→ **EXERCISE INSTRUCTIONS**: Reproduce each line that includes the word "Артем".

→ **AVAILABLE DATA**:
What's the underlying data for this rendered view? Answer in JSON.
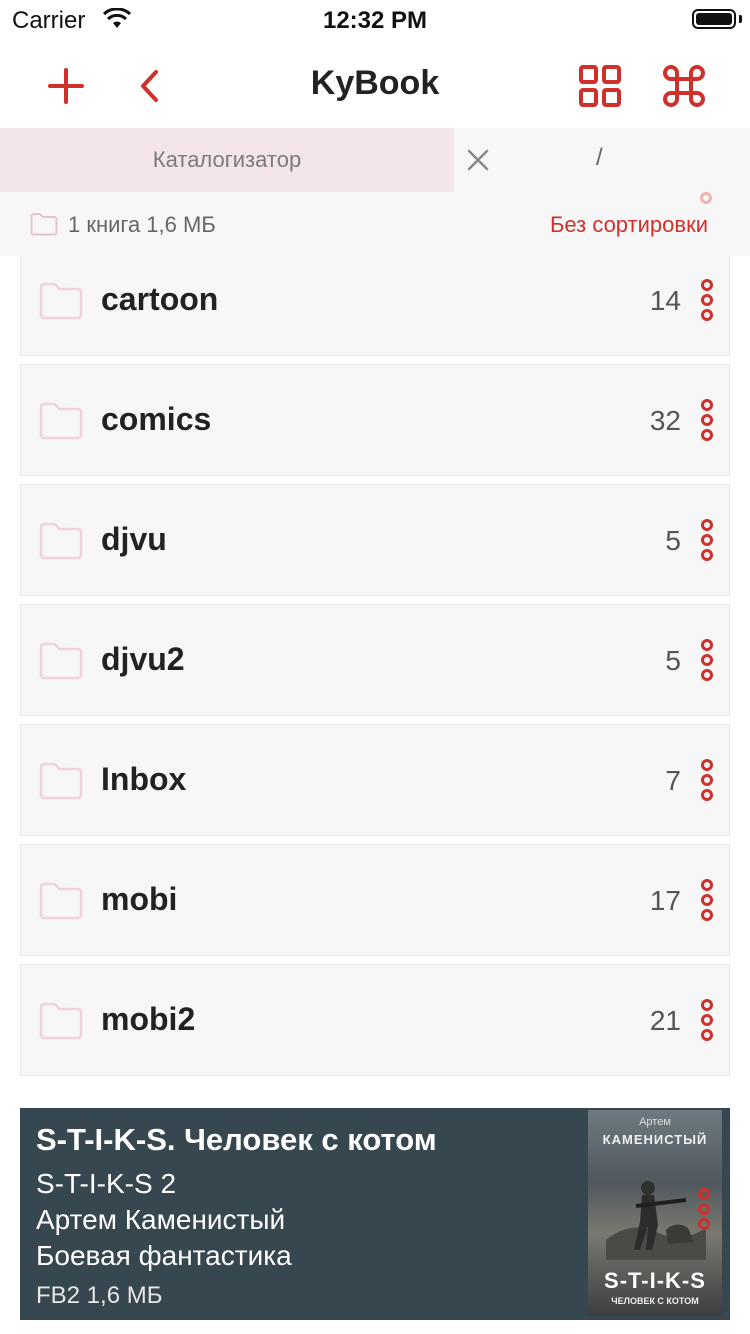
{
  "status": {
    "carrier": "Carrier",
    "time": "12:32 PM"
  },
  "nav": {
    "title": "KyBook",
    "add_icon": "plus-icon",
    "back_icon": "chevron-left-icon",
    "grid_icon": "grid-icon",
    "command_icon": "command-icon"
  },
  "tabs": {
    "active_label": "Каталогизатор",
    "path": "/"
  },
  "info": {
    "count_text": "1 книга 1,6 МБ",
    "sort_label": "Без сортировки"
  },
  "folders": [
    {
      "name": "cartoon",
      "count": "14"
    },
    {
      "name": "comics",
      "count": "32"
    },
    {
      "name": "djvu",
      "count": "5"
    },
    {
      "name": "djvu2",
      "count": "5"
    },
    {
      "name": "Inbox",
      "count": "7"
    },
    {
      "name": "mobi",
      "count": "17"
    },
    {
      "name": "mobi2",
      "count": "21"
    }
  ],
  "book": {
    "title": "S-T-I-K-S. Человек с котом",
    "series": "S-T-I-K-S 2",
    "author": "Артем Каменистый",
    "genre": "Боевая фантастика",
    "meta": "FB2 1,6 МБ",
    "cover": {
      "author": "Артем",
      "author_surname": "КАМЕНИСТЫЙ",
      "series": "S-T-I-K-S",
      "subtitle": "ЧЕЛОВЕК С КОТОМ"
    }
  },
  "colors": {
    "accent": "#d0302b",
    "tab_active_bg": "#f3e4e8",
    "row_bg": "#f7f7f7",
    "card_bg": "#37474f"
  }
}
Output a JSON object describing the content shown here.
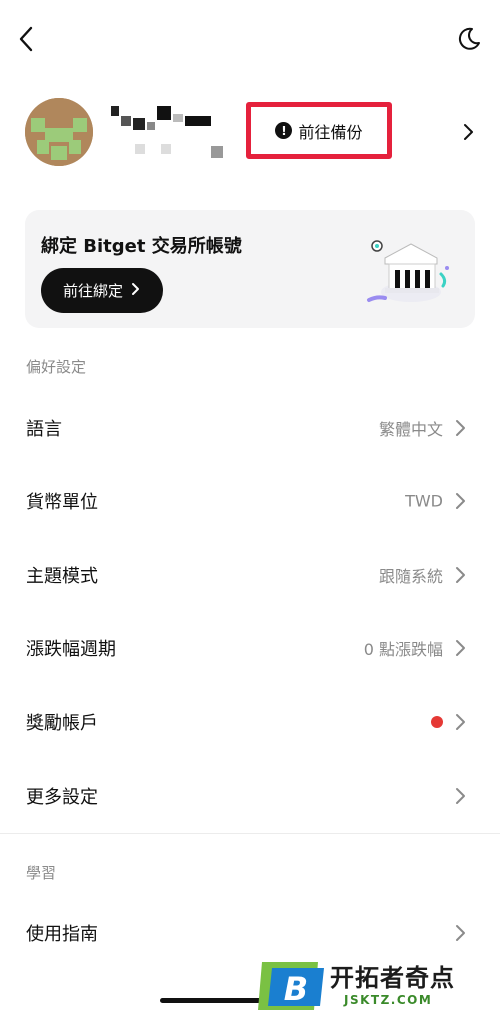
{
  "header": {
    "back_icon": "chevron-left-icon",
    "theme_icon": "moon-icon"
  },
  "profile": {
    "backup_button": "前往備份",
    "warning_icon": "exclamation-circle-icon",
    "chevron_icon": "chevron-right-icon"
  },
  "bind_card": {
    "title": "綁定 Bitget 交易所帳號",
    "button": "前往綁定",
    "button_chevron": "›"
  },
  "sections": {
    "preferences": "偏好設定",
    "learning": "學習"
  },
  "preferences": [
    {
      "label": "語言",
      "value": "繁體中文"
    },
    {
      "label": "貨幣單位",
      "value": "TWD"
    },
    {
      "label": "主題模式",
      "value": "跟隨系統"
    },
    {
      "label": "漲跌幅週期",
      "value": "0 點漲跌幅"
    },
    {
      "label": "獎勵帳戶",
      "value": ""
    },
    {
      "label": "更多設定",
      "value": ""
    }
  ],
  "learning": [
    {
      "label": "使用指南"
    }
  ],
  "watermark": {
    "logo_letter": "B",
    "cn": "开拓者奇点",
    "en": "JSKTZ.COM"
  },
  "colors": {
    "highlight_border": "#e5213c",
    "red_dot": "#e53935",
    "card_bg": "#f4f4f5",
    "button_bg": "#111111"
  }
}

→ **SOLUTION TO THIS EXERCISE**:
    "author": "Артем Каменистый",
      "author": "Артем",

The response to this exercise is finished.